[Data records]
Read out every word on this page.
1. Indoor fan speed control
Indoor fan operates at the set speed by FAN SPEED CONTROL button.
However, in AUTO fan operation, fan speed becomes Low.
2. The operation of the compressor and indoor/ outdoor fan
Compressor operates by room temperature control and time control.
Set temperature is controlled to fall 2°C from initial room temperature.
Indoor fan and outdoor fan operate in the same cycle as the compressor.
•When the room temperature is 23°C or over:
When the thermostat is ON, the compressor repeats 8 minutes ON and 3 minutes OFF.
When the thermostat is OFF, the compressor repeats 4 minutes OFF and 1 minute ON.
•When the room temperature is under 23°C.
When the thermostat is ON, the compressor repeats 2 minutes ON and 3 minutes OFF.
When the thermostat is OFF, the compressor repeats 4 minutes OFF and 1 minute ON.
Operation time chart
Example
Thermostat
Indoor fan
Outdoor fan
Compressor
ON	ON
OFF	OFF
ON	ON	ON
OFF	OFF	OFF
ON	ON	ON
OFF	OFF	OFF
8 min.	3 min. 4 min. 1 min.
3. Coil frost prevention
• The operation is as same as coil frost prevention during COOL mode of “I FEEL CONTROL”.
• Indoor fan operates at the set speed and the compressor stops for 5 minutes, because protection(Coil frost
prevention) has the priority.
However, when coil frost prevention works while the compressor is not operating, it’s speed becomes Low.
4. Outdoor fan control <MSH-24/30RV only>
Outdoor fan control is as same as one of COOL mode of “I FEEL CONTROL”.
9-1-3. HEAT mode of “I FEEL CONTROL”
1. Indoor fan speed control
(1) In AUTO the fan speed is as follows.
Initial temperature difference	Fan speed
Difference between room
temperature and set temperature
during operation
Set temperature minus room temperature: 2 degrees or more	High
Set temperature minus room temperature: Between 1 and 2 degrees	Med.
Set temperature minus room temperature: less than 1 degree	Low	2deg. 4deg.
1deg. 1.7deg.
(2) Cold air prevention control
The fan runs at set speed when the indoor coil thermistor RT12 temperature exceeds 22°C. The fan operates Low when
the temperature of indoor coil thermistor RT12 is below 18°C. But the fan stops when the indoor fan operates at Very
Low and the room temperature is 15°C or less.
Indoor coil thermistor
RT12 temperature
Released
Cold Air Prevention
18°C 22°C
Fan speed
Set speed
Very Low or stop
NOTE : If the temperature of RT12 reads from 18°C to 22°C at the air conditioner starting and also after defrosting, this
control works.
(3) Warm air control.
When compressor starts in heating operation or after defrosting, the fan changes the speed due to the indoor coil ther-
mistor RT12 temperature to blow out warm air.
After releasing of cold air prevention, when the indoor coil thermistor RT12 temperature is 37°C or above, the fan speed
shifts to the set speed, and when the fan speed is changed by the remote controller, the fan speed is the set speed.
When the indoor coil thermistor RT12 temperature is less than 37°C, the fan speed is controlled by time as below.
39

[Objective]:
Set down each entry again, unchanged.

[Solution]:
Read out every word on this page.
1. Indoor fan speed control
Indoor fan operates at the set speed by FAN SPEED CONTROL button.
However, in AUTO fan operation, fan speed becomes Low.
2. The operation of the compressor and indoor/ outdoor fan
Compressor operates by room temperature control and time control.
Set temperature is controlled to fall 2°C from initial room temperature.
Indoor fan and outdoor fan operate in the same cycle as the compressor.
•When the room temperature is 23°C or over:
When the thermostat is ON, the compressor repeats 8 minutes ON and 3 minutes OFF.
When the thermostat is OFF, the compressor repeats 4 minutes OFF and 1 minute ON.
•When the room temperature is under 23°C.
When the thermostat is ON, the compressor repeats 2 minutes ON and 3 minutes OFF.
When the thermostat is OFF, the compressor repeats 4 minutes OFF and 1 minute ON.
Operation time chart
Example
Thermostat
Indoor fan
Outdoor fan
Compressor
ON	ON
OFF	OFF
ON	ON	ON
OFF	OFF	OFF
ON	ON	ON
OFF	OFF	OFF
8 min.	3 min. 4 min. 1 min.
3. Coil frost prevention
• The operation is as same as coil frost prevention during COOL mode of “I FEEL CONTROL”.
• Indoor fan operates at the set speed and the compressor stops for 5 minutes, because protection(Coil frost
prevention) has the priority.
However, when coil frost prevention works while the compressor is not operating, it’s speed becomes Low.
4. Outdoor fan control <MSH-24/30RV only>
Outdoor fan control is as same as one of COOL mode of “I FEEL CONTROL”.
9-1-3. HEAT mode of “I FEEL CONTROL”
1. Indoor fan speed control
(1) In AUTO the fan speed is as follows.
Initial temperature difference	Fan speed
Difference between room
temperature and set temperature
during operation
Set temperature minus room temperature: 2 degrees or more	High
Set temperature minus room temperature: Between 1 and 2 degrees	Med.
Set temperature minus room temperature: less than 1 degree	Low	2deg. 4deg.
1deg. 1.7deg.
(2) Cold air prevention control
The fan runs at set speed when the indoor coil thermistor RT12 temperature exceeds 22°C. The fan operates Low when
the temperature of indoor coil thermistor RT12 is below 18°C. But the fan stops when the indoor fan operates at Very
Low and the room temperature is 15°C or less.
Indoor coil thermistor
RT12 temperature
Released
Cold Air Prevention
18°C 22°C
Fan speed
Set speed
Very Low or stop
NOTE : If the temperature of RT12 reads from 18°C to 22°C at the air conditioner starting and also after defrosting, this
control works.
(3) Warm air control.
When compressor starts in heating operation or after defrosting, the fan changes the speed due to the indoor coil ther-
mistor RT12 temperature to blow out warm air.
After releasing of cold air prevention, when the indoor coil thermistor RT12 temperature is 37°C or above, the fan speed
shifts to the set speed, and when the fan speed is changed by the remote controller, the fan speed is the set speed.
When the indoor coil thermistor RT12 temperature is less than 37°C, the fan speed is controlled by time as below.
39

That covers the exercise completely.